What you will do
Tally every line of the material that includes "строка", then give the tally and nothing else.

------------------------------------------------------------

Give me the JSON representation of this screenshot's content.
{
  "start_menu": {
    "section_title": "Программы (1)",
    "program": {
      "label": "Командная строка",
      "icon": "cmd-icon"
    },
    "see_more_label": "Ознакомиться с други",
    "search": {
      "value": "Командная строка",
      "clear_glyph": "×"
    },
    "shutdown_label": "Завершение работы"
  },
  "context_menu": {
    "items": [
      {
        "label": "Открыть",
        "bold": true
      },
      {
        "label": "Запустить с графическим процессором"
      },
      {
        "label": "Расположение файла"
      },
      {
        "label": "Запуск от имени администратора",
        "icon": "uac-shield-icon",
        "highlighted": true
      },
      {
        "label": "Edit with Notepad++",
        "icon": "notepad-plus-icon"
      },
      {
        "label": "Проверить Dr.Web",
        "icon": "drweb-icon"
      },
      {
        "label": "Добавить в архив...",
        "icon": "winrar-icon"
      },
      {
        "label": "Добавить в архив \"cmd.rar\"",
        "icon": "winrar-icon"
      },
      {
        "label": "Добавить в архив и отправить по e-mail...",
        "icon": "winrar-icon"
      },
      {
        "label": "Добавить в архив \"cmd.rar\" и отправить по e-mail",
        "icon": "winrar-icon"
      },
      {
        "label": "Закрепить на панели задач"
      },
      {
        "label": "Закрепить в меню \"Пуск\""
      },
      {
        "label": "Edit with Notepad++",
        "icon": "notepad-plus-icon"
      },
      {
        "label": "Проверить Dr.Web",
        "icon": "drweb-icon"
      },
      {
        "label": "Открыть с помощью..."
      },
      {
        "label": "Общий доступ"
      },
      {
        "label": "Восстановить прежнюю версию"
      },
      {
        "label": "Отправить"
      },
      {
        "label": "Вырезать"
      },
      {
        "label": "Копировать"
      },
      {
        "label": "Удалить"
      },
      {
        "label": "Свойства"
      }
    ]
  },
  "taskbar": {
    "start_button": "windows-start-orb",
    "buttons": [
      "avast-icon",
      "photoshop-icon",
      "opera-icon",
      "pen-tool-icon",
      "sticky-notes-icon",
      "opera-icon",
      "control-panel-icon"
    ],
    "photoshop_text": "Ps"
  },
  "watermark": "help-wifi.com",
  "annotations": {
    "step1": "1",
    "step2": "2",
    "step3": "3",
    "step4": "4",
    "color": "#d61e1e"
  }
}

------------------------------------------------------------

Answer for this exercise
2